Copy every line of the material below word for word.

--- Start Raw data ---

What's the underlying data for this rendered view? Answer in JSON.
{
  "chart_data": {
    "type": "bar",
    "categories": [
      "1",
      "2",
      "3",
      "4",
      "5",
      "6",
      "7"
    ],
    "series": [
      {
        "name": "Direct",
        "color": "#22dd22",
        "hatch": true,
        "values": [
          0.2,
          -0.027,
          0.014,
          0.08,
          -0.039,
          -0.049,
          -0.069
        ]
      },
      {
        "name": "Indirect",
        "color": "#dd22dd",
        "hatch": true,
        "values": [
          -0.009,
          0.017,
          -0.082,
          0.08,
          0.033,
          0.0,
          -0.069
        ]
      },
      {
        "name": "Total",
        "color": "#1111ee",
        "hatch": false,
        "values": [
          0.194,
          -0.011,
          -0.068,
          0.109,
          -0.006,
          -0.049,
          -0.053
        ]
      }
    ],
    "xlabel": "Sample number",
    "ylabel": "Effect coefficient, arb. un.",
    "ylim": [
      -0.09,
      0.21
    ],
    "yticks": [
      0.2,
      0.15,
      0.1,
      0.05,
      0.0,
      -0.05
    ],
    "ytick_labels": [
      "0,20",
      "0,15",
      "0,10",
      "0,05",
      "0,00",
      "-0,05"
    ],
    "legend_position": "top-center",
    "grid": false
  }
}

--- End Raw data ---

* **Solution to this exercise**
What's the underlying data for this rendered view? Answer in JSON.
{
  "chart_data": {
    "type": "bar",
    "categories": [
      "1",
      "2",
      "3",
      "4",
      "5",
      "6",
      "7"
    ],
    "series": [
      {
        "name": "Direct",
        "color": "#22dd22",
        "hatch": true,
        "values": [
          0.2,
          -0.027,
          0.014,
          0.08,
          -0.039,
          -0.049,
          -0.069
        ]
      },
      {
        "name": "Indirect",
        "color": "#dd22dd",
        "hatch": true,
        "values": [
          -0.009,
          0.017,
          -0.082,
          0.08,
          0.033,
          0.0,
          -0.069
        ]
      },
      {
        "name": "Total",
        "color": "#1111ee",
        "hatch": false,
        "values": [
          0.194,
          -0.011,
          -0.068,
          0.109,
          -0.006,
          -0.049,
          -0.053
        ]
      }
    ],
    "xlabel": "Sample number",
    "ylabel": "Effect coefficient, arb. un.",
    "ylim": [
      -0.09,
      0.21
    ],
    "yticks": [
      0.2,
      0.15,
      0.1,
      0.05,
      0.0,
      -0.05
    ],
    "ytick_labels": [
      "0,20",
      "0,15",
      "0,10",
      "0,05",
      "0,00",
      "-0,05"
    ],
    "legend_position": "top-center",
    "grid": false
  }
}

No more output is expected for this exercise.